-- Task goal --
Using the listing below, please gather every line containing the word "каждые".

-- Items --
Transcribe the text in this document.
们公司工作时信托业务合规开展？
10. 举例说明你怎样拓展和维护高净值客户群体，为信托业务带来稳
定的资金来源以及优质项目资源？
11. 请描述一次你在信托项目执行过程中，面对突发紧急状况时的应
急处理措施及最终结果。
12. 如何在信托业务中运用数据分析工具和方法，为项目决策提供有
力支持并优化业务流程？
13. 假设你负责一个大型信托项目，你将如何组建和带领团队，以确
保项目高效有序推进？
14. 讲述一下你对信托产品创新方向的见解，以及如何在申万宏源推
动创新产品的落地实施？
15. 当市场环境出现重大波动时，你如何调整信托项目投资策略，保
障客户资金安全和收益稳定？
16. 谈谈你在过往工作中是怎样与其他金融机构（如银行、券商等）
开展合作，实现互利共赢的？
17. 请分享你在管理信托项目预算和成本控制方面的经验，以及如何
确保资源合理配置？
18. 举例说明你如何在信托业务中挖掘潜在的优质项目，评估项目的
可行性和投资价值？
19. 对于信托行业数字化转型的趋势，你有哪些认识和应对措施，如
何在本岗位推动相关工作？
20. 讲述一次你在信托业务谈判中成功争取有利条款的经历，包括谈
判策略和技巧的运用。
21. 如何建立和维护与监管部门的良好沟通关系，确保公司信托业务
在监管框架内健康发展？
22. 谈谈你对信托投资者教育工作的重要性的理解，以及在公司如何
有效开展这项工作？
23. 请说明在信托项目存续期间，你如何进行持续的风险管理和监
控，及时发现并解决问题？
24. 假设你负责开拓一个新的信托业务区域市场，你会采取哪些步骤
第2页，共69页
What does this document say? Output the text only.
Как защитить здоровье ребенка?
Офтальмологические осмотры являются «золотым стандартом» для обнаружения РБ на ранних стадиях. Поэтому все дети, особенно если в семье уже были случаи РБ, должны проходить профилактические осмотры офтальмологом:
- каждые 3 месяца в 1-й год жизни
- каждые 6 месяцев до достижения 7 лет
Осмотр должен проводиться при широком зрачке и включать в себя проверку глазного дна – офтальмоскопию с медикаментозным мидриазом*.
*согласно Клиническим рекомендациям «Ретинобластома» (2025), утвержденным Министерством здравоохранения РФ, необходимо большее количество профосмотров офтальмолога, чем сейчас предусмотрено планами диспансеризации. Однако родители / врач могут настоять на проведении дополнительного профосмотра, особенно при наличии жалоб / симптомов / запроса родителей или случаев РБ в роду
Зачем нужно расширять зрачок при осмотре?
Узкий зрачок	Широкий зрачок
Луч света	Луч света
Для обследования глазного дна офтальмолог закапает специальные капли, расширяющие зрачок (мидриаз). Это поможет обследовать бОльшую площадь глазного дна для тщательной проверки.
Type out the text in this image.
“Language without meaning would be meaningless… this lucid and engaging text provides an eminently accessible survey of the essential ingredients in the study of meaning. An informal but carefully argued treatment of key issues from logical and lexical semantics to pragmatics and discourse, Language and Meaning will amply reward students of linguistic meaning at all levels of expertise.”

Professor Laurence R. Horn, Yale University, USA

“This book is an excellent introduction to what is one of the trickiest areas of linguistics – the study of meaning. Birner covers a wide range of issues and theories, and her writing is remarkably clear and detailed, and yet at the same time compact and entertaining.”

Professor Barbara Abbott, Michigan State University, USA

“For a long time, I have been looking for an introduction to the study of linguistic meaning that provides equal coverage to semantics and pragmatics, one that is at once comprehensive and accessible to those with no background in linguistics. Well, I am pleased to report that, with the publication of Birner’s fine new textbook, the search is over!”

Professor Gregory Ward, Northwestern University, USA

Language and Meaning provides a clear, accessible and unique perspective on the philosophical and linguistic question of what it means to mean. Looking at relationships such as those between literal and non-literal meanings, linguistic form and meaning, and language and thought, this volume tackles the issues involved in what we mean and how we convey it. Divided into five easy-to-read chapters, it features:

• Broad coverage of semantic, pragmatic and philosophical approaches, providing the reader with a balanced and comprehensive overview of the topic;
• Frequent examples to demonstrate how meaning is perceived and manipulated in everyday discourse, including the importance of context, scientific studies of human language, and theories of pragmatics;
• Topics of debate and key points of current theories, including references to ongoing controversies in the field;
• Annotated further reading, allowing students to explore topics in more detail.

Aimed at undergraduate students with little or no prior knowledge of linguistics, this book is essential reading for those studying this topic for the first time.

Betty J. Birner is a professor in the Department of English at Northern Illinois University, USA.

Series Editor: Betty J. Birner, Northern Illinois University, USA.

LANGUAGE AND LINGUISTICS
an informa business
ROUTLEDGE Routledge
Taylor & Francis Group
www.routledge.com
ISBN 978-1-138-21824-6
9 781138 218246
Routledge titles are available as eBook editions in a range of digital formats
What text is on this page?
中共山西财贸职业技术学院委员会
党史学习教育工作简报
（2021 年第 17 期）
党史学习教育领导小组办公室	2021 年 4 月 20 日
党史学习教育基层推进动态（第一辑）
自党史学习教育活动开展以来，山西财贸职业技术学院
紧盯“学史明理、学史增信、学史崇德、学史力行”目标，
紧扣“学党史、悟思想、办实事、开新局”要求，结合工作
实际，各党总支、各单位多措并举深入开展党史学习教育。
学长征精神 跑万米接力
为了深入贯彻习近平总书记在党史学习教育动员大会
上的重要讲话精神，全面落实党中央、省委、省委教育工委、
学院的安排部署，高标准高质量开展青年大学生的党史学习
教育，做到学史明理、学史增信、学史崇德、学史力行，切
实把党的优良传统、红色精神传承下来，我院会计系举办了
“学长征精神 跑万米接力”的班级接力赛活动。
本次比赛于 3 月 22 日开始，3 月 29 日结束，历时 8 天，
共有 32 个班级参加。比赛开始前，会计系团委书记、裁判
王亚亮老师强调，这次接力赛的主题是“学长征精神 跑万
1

-- Exercise solution --
- каждые 3 месяца в 1-й год жизни
- каждые 6 месяцев до достижения 7 лет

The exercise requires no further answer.